- [Required work]: Tally the lines in the listing below that include "份报纸分给". Answer with the count and nothing more.

- [Dataset records]:
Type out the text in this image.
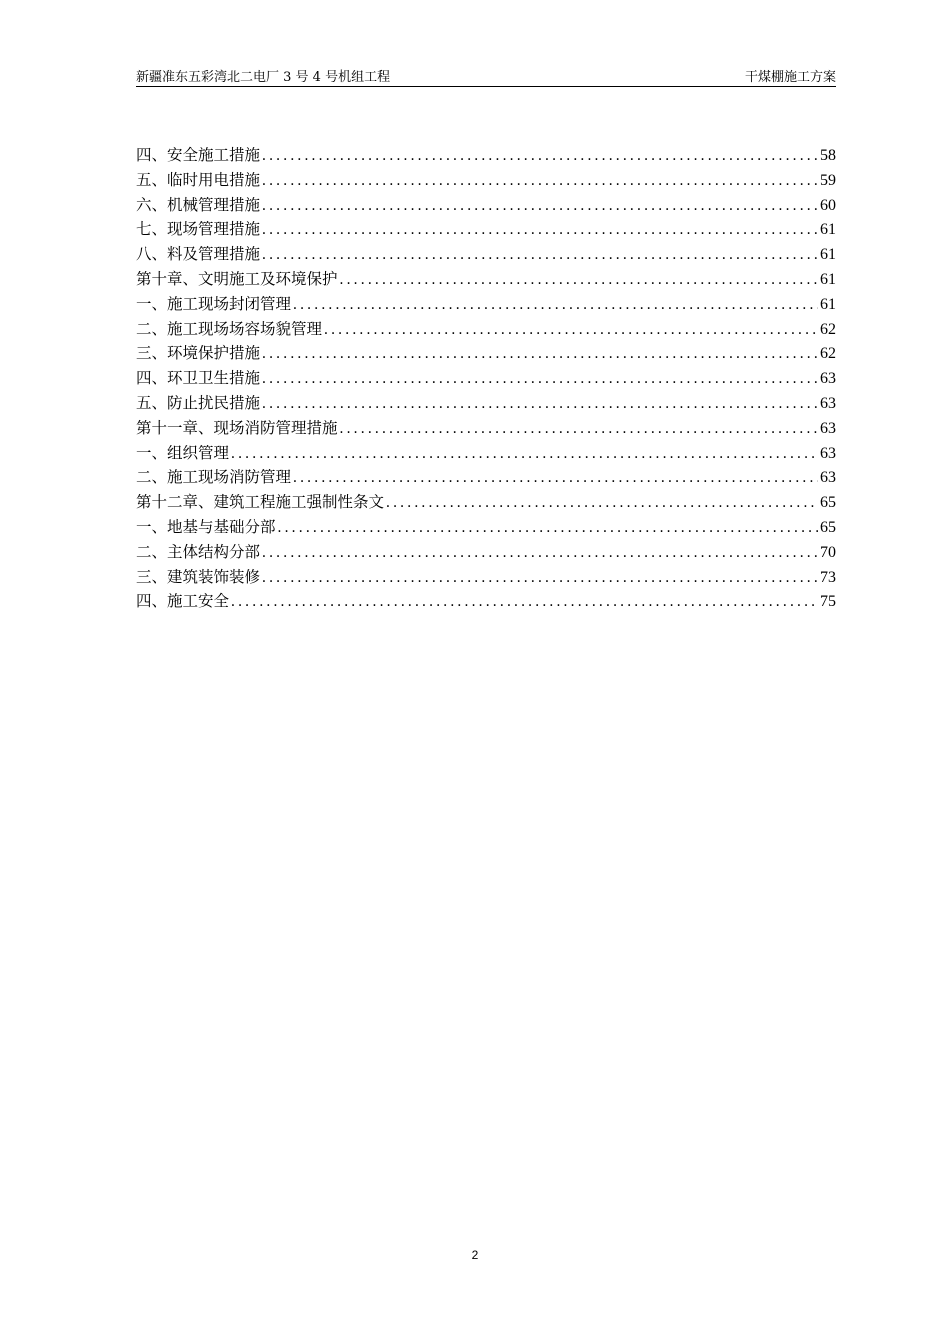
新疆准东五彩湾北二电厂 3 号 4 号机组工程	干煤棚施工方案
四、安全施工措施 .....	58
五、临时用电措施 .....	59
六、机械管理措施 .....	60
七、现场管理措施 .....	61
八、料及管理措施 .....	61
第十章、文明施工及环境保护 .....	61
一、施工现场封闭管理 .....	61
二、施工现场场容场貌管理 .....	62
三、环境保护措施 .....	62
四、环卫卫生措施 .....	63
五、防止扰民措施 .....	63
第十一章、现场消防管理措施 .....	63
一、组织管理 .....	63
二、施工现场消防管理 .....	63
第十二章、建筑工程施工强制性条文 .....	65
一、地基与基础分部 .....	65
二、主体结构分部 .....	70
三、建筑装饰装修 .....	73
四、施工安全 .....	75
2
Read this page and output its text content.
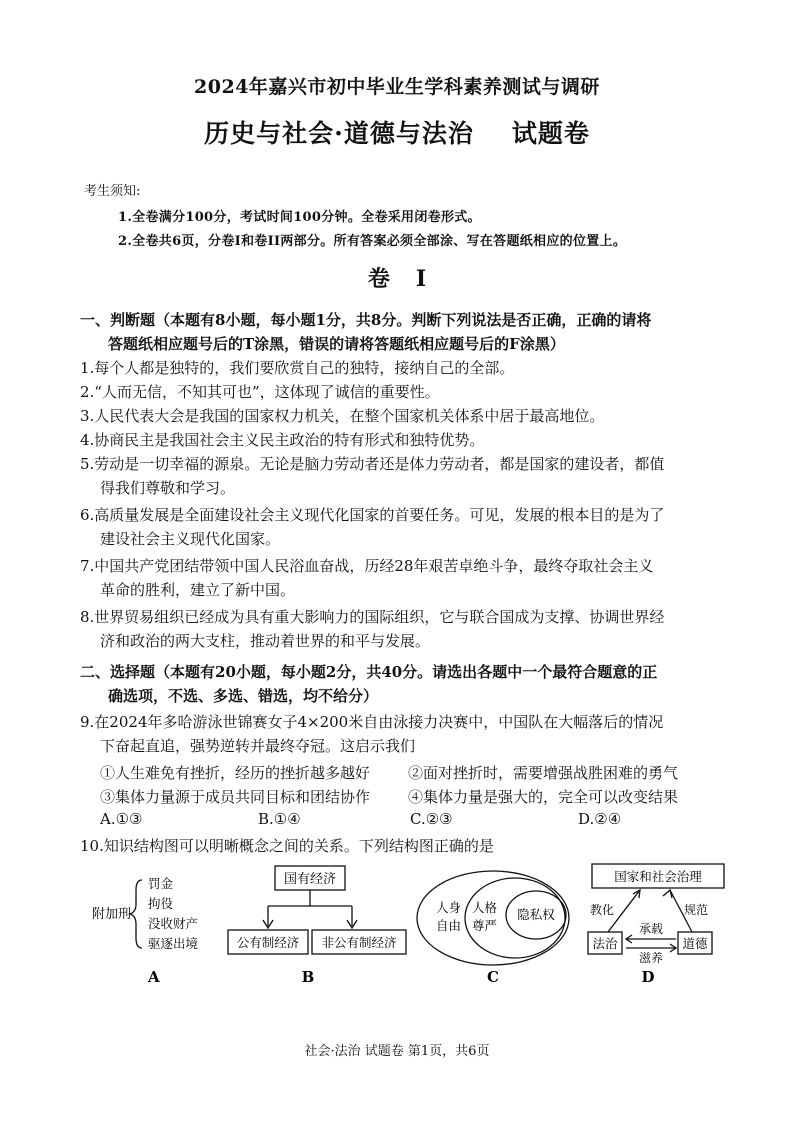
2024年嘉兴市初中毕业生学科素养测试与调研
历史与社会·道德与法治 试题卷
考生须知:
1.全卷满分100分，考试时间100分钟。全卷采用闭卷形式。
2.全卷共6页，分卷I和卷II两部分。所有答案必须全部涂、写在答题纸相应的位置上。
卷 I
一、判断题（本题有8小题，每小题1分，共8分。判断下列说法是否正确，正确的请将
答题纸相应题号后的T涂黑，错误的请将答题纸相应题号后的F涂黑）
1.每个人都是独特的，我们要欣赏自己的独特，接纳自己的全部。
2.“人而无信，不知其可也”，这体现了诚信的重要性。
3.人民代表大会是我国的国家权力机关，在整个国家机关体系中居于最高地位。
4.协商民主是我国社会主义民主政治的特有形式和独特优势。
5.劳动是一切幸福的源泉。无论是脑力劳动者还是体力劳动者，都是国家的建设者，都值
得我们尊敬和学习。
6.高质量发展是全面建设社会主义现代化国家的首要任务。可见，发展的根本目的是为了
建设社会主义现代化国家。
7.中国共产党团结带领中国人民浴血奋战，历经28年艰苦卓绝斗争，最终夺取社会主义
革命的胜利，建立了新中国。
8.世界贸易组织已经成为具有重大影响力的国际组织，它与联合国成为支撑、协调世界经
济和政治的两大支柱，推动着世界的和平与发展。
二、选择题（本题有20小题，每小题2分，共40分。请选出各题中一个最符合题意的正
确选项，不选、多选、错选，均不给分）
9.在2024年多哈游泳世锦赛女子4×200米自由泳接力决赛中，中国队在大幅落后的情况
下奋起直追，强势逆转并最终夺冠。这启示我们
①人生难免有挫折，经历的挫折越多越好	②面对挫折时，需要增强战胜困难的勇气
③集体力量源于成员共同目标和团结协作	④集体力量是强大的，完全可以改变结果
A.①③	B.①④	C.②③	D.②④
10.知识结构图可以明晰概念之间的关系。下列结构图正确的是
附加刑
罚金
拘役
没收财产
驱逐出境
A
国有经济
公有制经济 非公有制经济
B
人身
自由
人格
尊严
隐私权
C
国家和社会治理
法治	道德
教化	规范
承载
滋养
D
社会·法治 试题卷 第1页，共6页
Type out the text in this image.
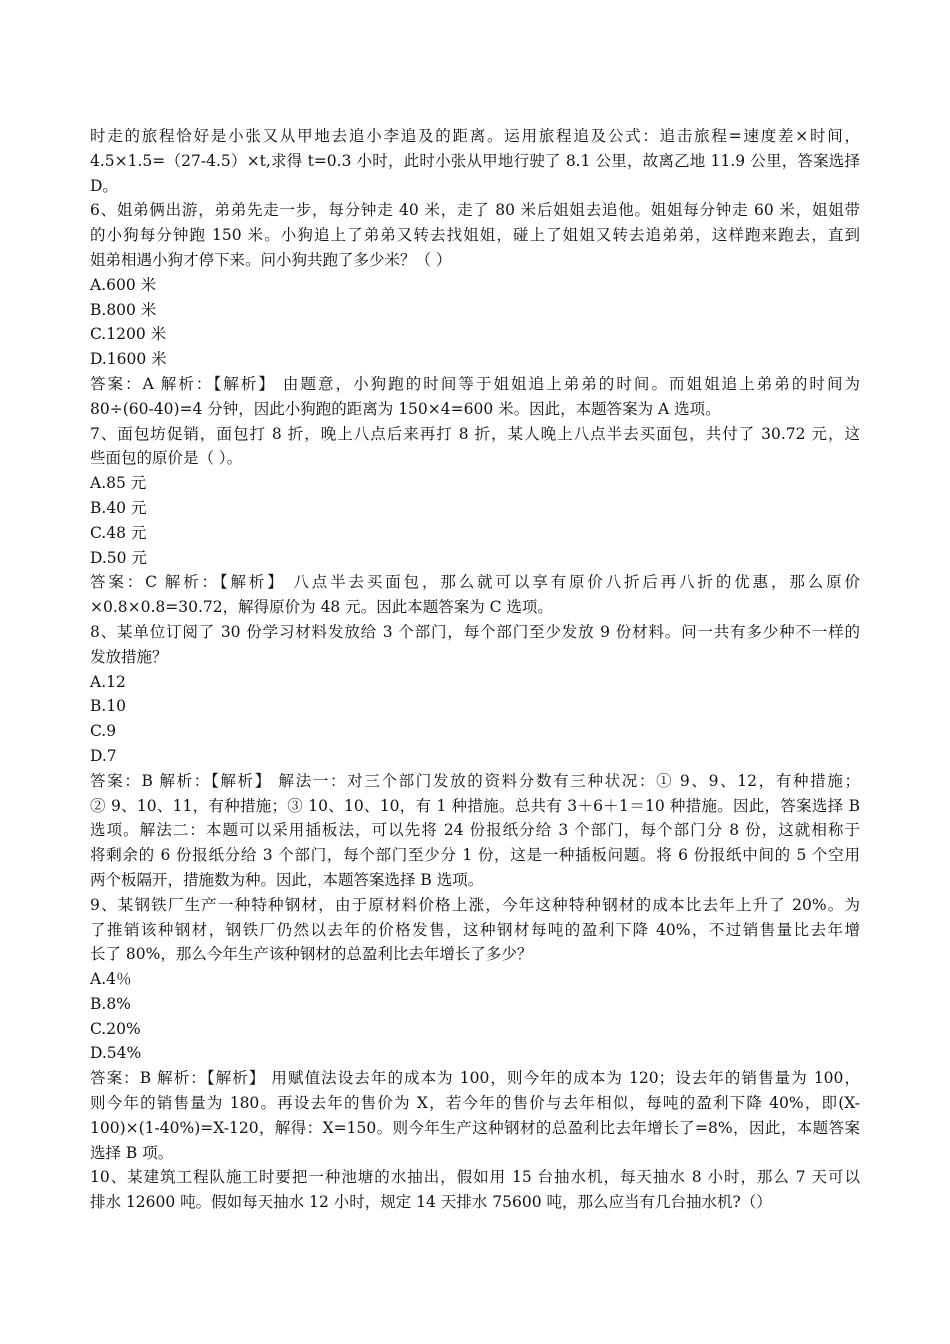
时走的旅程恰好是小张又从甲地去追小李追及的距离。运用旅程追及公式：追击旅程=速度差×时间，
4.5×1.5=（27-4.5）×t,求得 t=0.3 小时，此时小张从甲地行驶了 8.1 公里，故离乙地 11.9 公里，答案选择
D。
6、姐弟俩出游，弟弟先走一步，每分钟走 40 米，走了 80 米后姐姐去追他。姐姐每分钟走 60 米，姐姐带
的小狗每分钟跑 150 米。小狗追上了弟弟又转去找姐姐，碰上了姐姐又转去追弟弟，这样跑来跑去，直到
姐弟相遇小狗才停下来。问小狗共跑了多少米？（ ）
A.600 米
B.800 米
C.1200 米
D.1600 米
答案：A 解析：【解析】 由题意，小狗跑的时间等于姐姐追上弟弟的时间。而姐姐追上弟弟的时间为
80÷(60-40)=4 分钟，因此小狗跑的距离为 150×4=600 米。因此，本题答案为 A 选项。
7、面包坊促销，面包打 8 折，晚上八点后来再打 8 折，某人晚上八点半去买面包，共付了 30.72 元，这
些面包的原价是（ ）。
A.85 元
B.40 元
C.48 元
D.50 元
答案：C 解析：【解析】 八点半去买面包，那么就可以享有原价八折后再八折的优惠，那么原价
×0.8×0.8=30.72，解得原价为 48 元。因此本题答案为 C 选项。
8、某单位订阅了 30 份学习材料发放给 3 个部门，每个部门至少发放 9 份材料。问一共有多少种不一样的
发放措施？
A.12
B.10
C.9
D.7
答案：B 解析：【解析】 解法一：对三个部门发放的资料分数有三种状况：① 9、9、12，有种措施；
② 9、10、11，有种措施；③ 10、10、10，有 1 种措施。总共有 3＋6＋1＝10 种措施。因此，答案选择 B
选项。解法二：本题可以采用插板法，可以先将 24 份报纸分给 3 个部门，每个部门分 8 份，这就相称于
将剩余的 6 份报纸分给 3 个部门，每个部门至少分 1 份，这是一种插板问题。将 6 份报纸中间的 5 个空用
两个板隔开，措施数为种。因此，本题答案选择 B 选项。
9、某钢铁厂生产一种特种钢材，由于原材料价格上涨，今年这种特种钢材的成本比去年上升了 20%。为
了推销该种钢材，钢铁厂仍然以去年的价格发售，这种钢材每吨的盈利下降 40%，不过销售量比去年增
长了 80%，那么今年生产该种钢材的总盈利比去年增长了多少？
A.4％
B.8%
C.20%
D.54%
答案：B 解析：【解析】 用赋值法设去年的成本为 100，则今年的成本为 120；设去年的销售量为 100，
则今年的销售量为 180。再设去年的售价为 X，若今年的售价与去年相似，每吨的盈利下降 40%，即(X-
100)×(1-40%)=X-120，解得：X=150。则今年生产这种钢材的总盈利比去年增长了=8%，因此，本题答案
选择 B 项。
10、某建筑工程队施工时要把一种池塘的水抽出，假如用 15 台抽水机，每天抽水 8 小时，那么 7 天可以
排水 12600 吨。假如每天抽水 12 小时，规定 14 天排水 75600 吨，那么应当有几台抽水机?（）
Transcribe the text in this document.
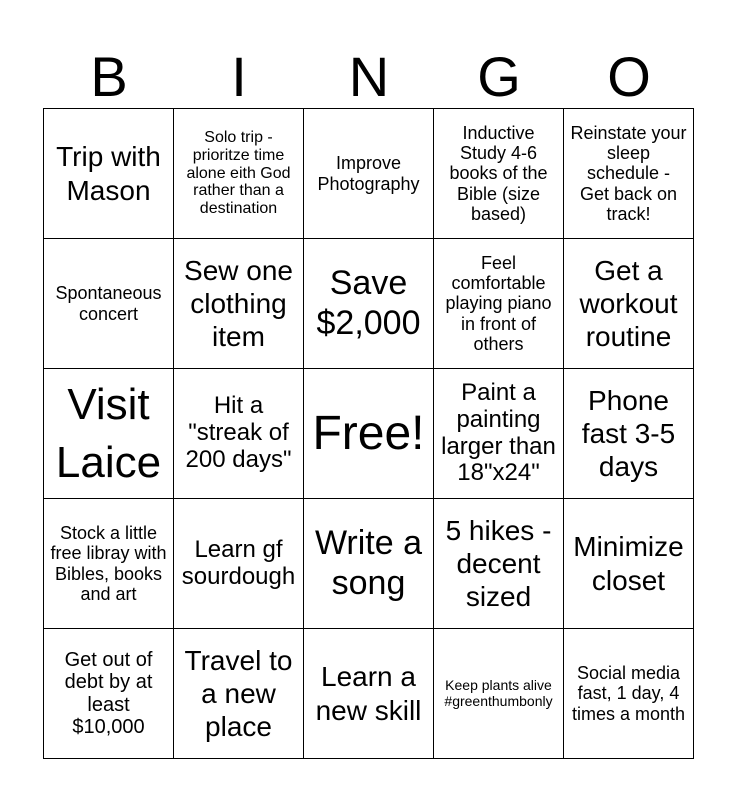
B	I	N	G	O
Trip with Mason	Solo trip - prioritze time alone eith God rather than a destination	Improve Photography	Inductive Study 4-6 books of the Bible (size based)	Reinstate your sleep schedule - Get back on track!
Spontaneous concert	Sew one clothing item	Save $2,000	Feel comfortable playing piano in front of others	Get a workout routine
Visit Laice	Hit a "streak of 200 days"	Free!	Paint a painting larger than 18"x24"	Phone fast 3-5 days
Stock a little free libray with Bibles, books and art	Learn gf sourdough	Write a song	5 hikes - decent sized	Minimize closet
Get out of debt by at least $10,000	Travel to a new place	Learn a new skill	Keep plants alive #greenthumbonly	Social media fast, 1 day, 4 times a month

- [Output of the task]: 2